[Data entries for graphics]
____
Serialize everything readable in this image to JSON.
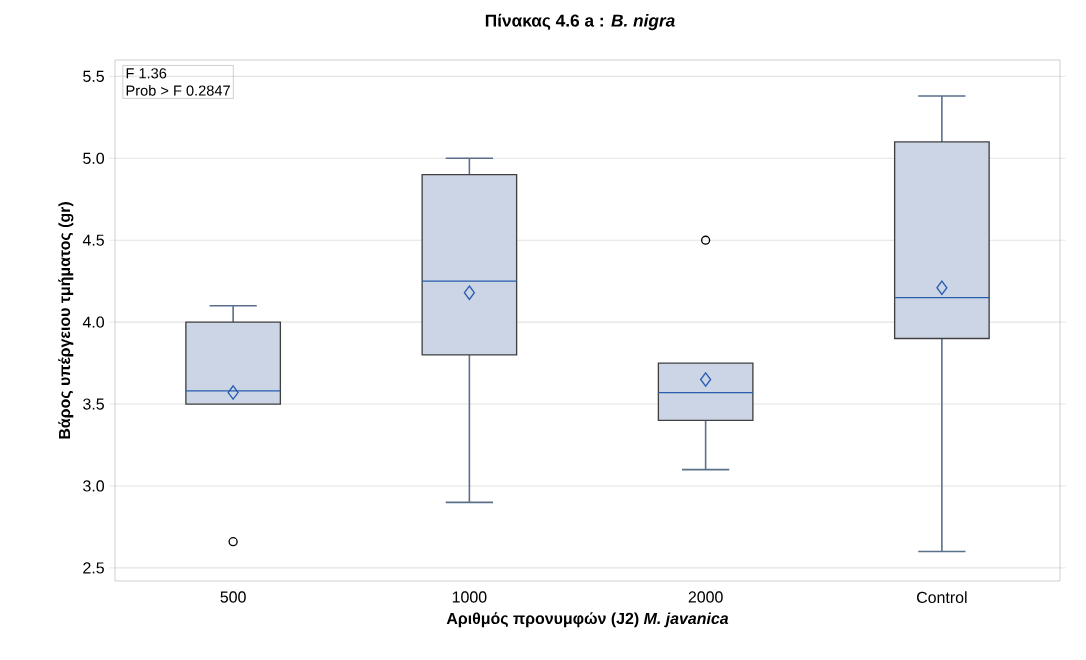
{
  "chart_data": {
    "type": "box",
    "title": "Πίνακας 4.6 a : *B. nigra*",
    "xlabel": "Αριθμός προνυμφών (J2) *M. javanica*",
    "ylabel": "Βάρος υπέργειου τμήματος (gr)",
    "categories": [
      "500",
      "1000",
      "2000",
      "Control"
    ],
    "boxes": [
      {
        "low": 3.5,
        "q1": 3.5,
        "median": 3.58,
        "q3": 4.0,
        "high": 4.1,
        "mean": 3.57,
        "outliers": [
          2.66
        ]
      },
      {
        "low": 2.9,
        "q1": 3.8,
        "median": 4.25,
        "q3": 4.9,
        "high": 5.0,
        "mean": 4.18
      },
      {
        "low": 3.1,
        "q1": 3.4,
        "median": 3.57,
        "q3": 3.75,
        "high": 3.75,
        "mean": 3.65,
        "outliers": [
          4.5
        ]
      },
      {
        "low": 2.6,
        "q1": 3.9,
        "median": 4.15,
        "q3": 5.1,
        "high": 5.38,
        "mean": 4.21
      }
    ],
    "color": "#cbd5e5",
    "ylim": [
      2.42,
      5.6
    ],
    "yticks": [
      2.5,
      {
        "value": 3,
        "label": "3.0"
      },
      3.5,
      {
        "value": 4,
        "label": "4.0"
      },
      4.5,
      {
        "value": 5,
        "label": "5.0"
      },
      5.5
    ],
    "grid": "y",
    "annotations": [
      "F 1.36",
      "Prob > F 0.2847"
    ]
  }
}
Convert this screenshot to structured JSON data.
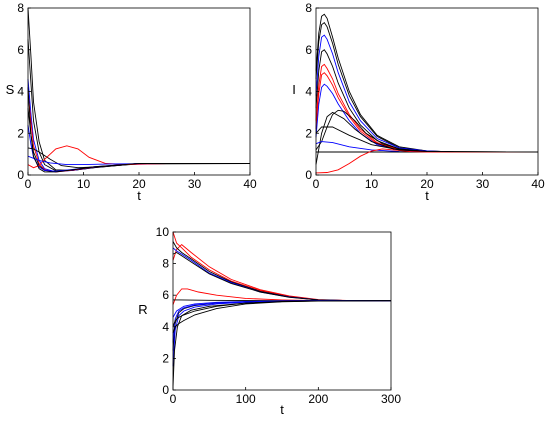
{
  "chart_data": [
    {
      "type": "line",
      "xlabel": "t",
      "ylabel": "S",
      "xlim": [
        0,
        40
      ],
      "ylim": [
        0,
        8
      ],
      "xticks": [
        "0",
        "10",
        "20",
        "30",
        "40"
      ],
      "yticks": [
        "0",
        "2",
        "4",
        "6",
        "8"
      ],
      "series": [
        {
          "color": "#000000",
          "x": [
            0,
            0.5,
            1,
            2,
            3,
            5,
            8,
            12,
            20,
            40
          ],
          "y": [
            8.0,
            5.8,
            3.5,
            1.6,
            0.7,
            0.25,
            0.22,
            0.35,
            0.55,
            0.55
          ]
        },
        {
          "color": "#000000",
          "x": [
            0,
            0.5,
            1,
            2,
            3,
            5,
            8,
            12,
            20,
            40
          ],
          "y": [
            6.5,
            4.5,
            2.6,
            1.1,
            0.5,
            0.2,
            0.22,
            0.36,
            0.55,
            0.55
          ]
        },
        {
          "color": "#0000ff",
          "x": [
            0,
            0.5,
            1,
            2,
            3,
            5,
            8,
            12,
            20,
            40
          ],
          "y": [
            4.6,
            3.0,
            1.7,
            0.7,
            0.3,
            0.15,
            0.22,
            0.37,
            0.55,
            0.55
          ]
        },
        {
          "color": "#ff0000",
          "x": [
            0,
            0.5,
            1,
            2,
            3,
            5,
            8,
            12,
            20,
            40
          ],
          "y": [
            4.0,
            2.6,
            1.4,
            0.55,
            0.25,
            0.15,
            0.23,
            0.38,
            0.55,
            0.55
          ]
        },
        {
          "color": "#000000",
          "x": [
            0,
            0.5,
            1,
            2,
            3,
            5,
            8,
            12,
            20,
            40
          ],
          "y": [
            3.2,
            2.0,
            1.1,
            0.45,
            0.22,
            0.16,
            0.25,
            0.39,
            0.55,
            0.55
          ]
        },
        {
          "color": "#0000ff",
          "x": [
            0,
            0.5,
            1,
            2,
            3,
            5,
            8,
            12,
            20,
            40
          ],
          "y": [
            2.4,
            1.5,
            0.85,
            0.38,
            0.22,
            0.18,
            0.27,
            0.4,
            0.55,
            0.55
          ]
        },
        {
          "color": "#000000",
          "x": [
            0,
            1,
            2,
            4,
            6,
            9,
            13,
            20,
            40
          ],
          "y": [
            1.3,
            1.25,
            1.1,
            0.75,
            0.45,
            0.35,
            0.4,
            0.53,
            0.55
          ]
        },
        {
          "color": "#ff0000",
          "x": [
            0,
            1,
            2,
            3,
            5,
            7,
            9,
            11,
            14,
            18,
            25,
            40
          ],
          "y": [
            0.5,
            0.35,
            0.45,
            0.75,
            1.25,
            1.4,
            1.25,
            0.85,
            0.55,
            0.5,
            0.55,
            0.55
          ]
        },
        {
          "color": "#0000ff",
          "x": [
            0,
            1,
            2,
            4,
            7,
            10,
            15,
            25,
            40
          ],
          "y": [
            0.9,
            0.8,
            0.7,
            0.58,
            0.5,
            0.5,
            0.53,
            0.55,
            0.55
          ]
        },
        {
          "color": "#000000",
          "x": [
            0,
            0.5,
            1,
            2,
            3,
            5,
            8,
            12,
            20,
            40
          ],
          "y": [
            4.2,
            2.0,
            0.9,
            0.3,
            0.15,
            0.15,
            0.25,
            0.4,
            0.55,
            0.55
          ]
        }
      ]
    },
    {
      "type": "line",
      "xlabel": "t",
      "ylabel": "I",
      "xlim": [
        0,
        40
      ],
      "ylim": [
        0,
        8
      ],
      "xticks": [
        "0",
        "10",
        "20",
        "30",
        "40"
      ],
      "yticks": [
        "0",
        "2",
        "4",
        "6",
        "8"
      ],
      "series": [
        {
          "color": "#000000",
          "x": [
            0,
            0.5,
            1,
            1.5,
            2,
            3,
            4,
            6,
            8,
            11,
            15,
            20,
            25,
            40
          ],
          "y": [
            5.0,
            6.8,
            7.6,
            7.7,
            7.5,
            6.6,
            5.6,
            4.0,
            2.9,
            1.9,
            1.35,
            1.15,
            1.1,
            1.1
          ]
        },
        {
          "color": "#000000",
          "x": [
            0,
            0.5,
            1,
            1.5,
            2,
            3,
            4,
            6,
            8,
            11,
            15,
            20,
            25,
            40
          ],
          "y": [
            4.6,
            6.4,
            7.2,
            7.3,
            7.1,
            6.3,
            5.3,
            3.8,
            2.8,
            1.85,
            1.3,
            1.15,
            1.1,
            1.1
          ]
        },
        {
          "color": "#0000ff",
          "x": [
            0,
            0.5,
            1,
            1.5,
            2,
            3,
            4,
            6,
            8,
            11,
            15,
            20,
            25,
            40
          ],
          "y": [
            3.8,
            5.7,
            6.6,
            6.7,
            6.5,
            5.8,
            4.9,
            3.5,
            2.6,
            1.75,
            1.3,
            1.15,
            1.1,
            1.1
          ]
        },
        {
          "color": "#000000",
          "x": [
            0,
            0.5,
            1,
            1.5,
            2,
            3,
            4,
            6,
            8,
            11,
            15,
            20,
            25,
            40
          ],
          "y": [
            3.2,
            5.0,
            5.9,
            6.0,
            5.8,
            5.2,
            4.4,
            3.2,
            2.4,
            1.65,
            1.25,
            1.12,
            1.1,
            1.1
          ]
        },
        {
          "color": "#ff0000",
          "x": [
            0,
            0.5,
            1,
            1.5,
            2,
            3,
            4,
            6,
            8,
            11,
            15,
            20,
            25,
            40
          ],
          "y": [
            2.6,
            4.3,
            5.2,
            5.3,
            5.1,
            4.6,
            3.9,
            2.9,
            2.2,
            1.55,
            1.2,
            1.12,
            1.1,
            1.1
          ]
        },
        {
          "color": "#ff0000",
          "x": [
            0,
            0.5,
            1,
            1.5,
            2,
            3,
            4,
            6,
            8,
            11,
            15,
            20,
            25,
            40
          ],
          "y": [
            2.2,
            3.9,
            4.8,
            4.9,
            4.75,
            4.3,
            3.7,
            2.8,
            2.1,
            1.5,
            1.2,
            1.12,
            1.1,
            1.1
          ]
        },
        {
          "color": "#0000ff",
          "x": [
            0,
            0.5,
            1,
            1.5,
            2,
            3,
            4,
            6,
            8,
            11,
            15,
            20,
            25,
            40
          ],
          "y": [
            1.8,
            3.4,
            4.2,
            4.35,
            4.25,
            3.9,
            3.4,
            2.6,
            2.0,
            1.45,
            1.18,
            1.12,
            1.1,
            1.1
          ]
        },
        {
          "color": "#000000",
          "x": [
            0,
            1,
            2,
            3,
            4,
            5,
            7,
            9,
            12,
            15,
            20,
            40
          ],
          "y": [
            1.2,
            1.6,
            2.3,
            2.9,
            3.1,
            3.05,
            2.6,
            2.0,
            1.5,
            1.25,
            1.12,
            1.1
          ]
        },
        {
          "color": "#000000",
          "x": [
            0,
            1,
            2,
            3,
            5,
            7,
            10,
            14,
            20,
            40
          ],
          "y": [
            0.5,
            2.0,
            2.8,
            3.0,
            2.7,
            2.2,
            1.6,
            1.25,
            1.12,
            1.1
          ]
        },
        {
          "color": "#0000ff",
          "x": [
            0,
            1,
            3,
            6,
            10,
            15,
            20,
            40
          ],
          "y": [
            1.5,
            1.6,
            1.55,
            1.35,
            1.2,
            1.12,
            1.1,
            1.1
          ]
        },
        {
          "color": "#000000",
          "x": [
            0,
            2,
            5,
            10,
            15,
            20,
            40
          ],
          "y": [
            1.1,
            1.1,
            1.1,
            1.1,
            1.1,
            1.1,
            1.1
          ]
        },
        {
          "color": "#ff0000",
          "x": [
            0,
            2,
            4,
            6,
            8,
            10,
            12,
            14,
            17,
            20,
            25,
            40
          ],
          "y": [
            0.1,
            0.12,
            0.25,
            0.55,
            0.9,
            1.15,
            1.25,
            1.2,
            1.12,
            1.1,
            1.1,
            1.1
          ]
        },
        {
          "color": "#000000",
          "x": [
            0,
            1,
            3,
            6,
            10,
            15,
            20,
            40
          ],
          "y": [
            2.0,
            2.3,
            2.3,
            1.9,
            1.45,
            1.2,
            1.12,
            1.1
          ]
        }
      ]
    },
    {
      "type": "line",
      "xlabel": "t",
      "ylabel": "R",
      "xlim": [
        0,
        300
      ],
      "ylim": [
        0,
        10
      ],
      "xticks": [
        "0",
        "100",
        "200",
        "300"
      ],
      "yticks": [
        "0",
        "2",
        "4",
        "6",
        "8",
        "10"
      ],
      "series": [
        {
          "color": "#ff0000",
          "x": [
            0,
            5,
            12,
            25,
            50,
            80,
            120,
            160,
            200,
            250,
            300
          ],
          "y": [
            10.0,
            9.3,
            9.0,
            8.4,
            7.6,
            6.9,
            6.3,
            5.9,
            5.7,
            5.65,
            5.65
          ]
        },
        {
          "color": "#ff0000",
          "x": [
            0,
            5,
            12,
            25,
            50,
            80,
            120,
            160,
            200,
            250,
            300
          ],
          "y": [
            8.2,
            8.9,
            9.2,
            8.7,
            7.8,
            7.0,
            6.35,
            5.95,
            5.72,
            5.65,
            5.65
          ]
        },
        {
          "color": "#000000",
          "x": [
            0,
            5,
            12,
            25,
            50,
            80,
            120,
            160,
            200,
            250,
            300
          ],
          "y": [
            9.4,
            9.0,
            8.7,
            8.3,
            7.5,
            6.85,
            6.25,
            5.9,
            5.7,
            5.65,
            5.65
          ]
        },
        {
          "color": "#0000ff",
          "x": [
            0,
            5,
            12,
            25,
            50,
            80,
            120,
            160,
            200,
            250,
            300
          ],
          "y": [
            9.0,
            8.8,
            8.6,
            8.2,
            7.4,
            6.8,
            6.2,
            5.88,
            5.7,
            5.65,
            5.65
          ]
        },
        {
          "color": "#000000",
          "x": [
            0,
            5,
            12,
            25,
            50,
            80,
            120,
            160,
            200,
            250,
            300
          ],
          "y": [
            8.6,
            8.7,
            8.5,
            8.1,
            7.35,
            6.75,
            6.2,
            5.87,
            5.7,
            5.65,
            5.65
          ]
        },
        {
          "color": "#ff0000",
          "x": [
            0,
            5,
            12,
            20,
            35,
            60,
            100,
            150,
            200,
            300
          ],
          "y": [
            5.4,
            6.0,
            6.4,
            6.4,
            6.2,
            6.0,
            5.8,
            5.7,
            5.66,
            5.65
          ]
        },
        {
          "color": "#000000",
          "x": [
            0,
            10,
            50,
            100,
            200,
            300
          ],
          "y": [
            5.7,
            5.7,
            5.68,
            5.66,
            5.65,
            5.65
          ]
        },
        {
          "color": "#0000ff",
          "x": [
            0,
            5,
            15,
            30,
            60,
            100,
            150,
            200,
            300
          ],
          "y": [
            4.6,
            5.0,
            5.3,
            5.45,
            5.55,
            5.6,
            5.63,
            5.65,
            5.65
          ]
        },
        {
          "color": "#000000",
          "x": [
            0,
            3,
            8,
            15,
            30,
            60,
            100,
            150,
            200,
            300
          ],
          "y": [
            2.5,
            4.2,
            4.9,
            5.15,
            5.35,
            5.5,
            5.58,
            5.63,
            5.65,
            5.65
          ]
        },
        {
          "color": "#0000ff",
          "x": [
            0,
            3,
            8,
            15,
            30,
            60,
            100,
            150,
            200,
            300
          ],
          "y": [
            1.5,
            3.8,
            4.7,
            5.0,
            5.25,
            5.45,
            5.56,
            5.62,
            5.65,
            5.65
          ]
        },
        {
          "color": "#000000",
          "x": [
            0,
            2,
            6,
            12,
            25,
            50,
            100,
            150,
            200,
            300
          ],
          "y": [
            0.2,
            2.5,
            4.0,
            4.7,
            5.05,
            5.3,
            5.5,
            5.6,
            5.64,
            5.65
          ]
        },
        {
          "color": "#0000ff",
          "x": [
            0,
            3,
            8,
            15,
            30,
            60,
            100,
            150,
            200,
            300
          ],
          "y": [
            3.0,
            4.5,
            5.0,
            5.2,
            5.38,
            5.5,
            5.58,
            5.63,
            5.65,
            5.65
          ]
        },
        {
          "color": "#000000",
          "x": [
            0,
            3,
            8,
            15,
            30,
            60,
            100,
            150,
            200,
            300
          ],
          "y": [
            3.6,
            4.0,
            4.2,
            4.4,
            4.75,
            5.15,
            5.45,
            5.58,
            5.63,
            5.65
          ]
        },
        {
          "color": "#000000",
          "x": [
            0,
            3,
            8,
            15,
            30,
            60,
            100,
            150,
            200,
            300
          ],
          "y": [
            4.0,
            4.4,
            4.6,
            4.75,
            5.0,
            5.3,
            5.5,
            5.6,
            5.64,
            5.65
          ]
        }
      ]
    }
  ]
}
____
- Directions for this task
From the data above, show each line that contains "JSON".

- The completed task
Serialize everything readable in this image to JSON.
Convert this screenshot to structured JSON data.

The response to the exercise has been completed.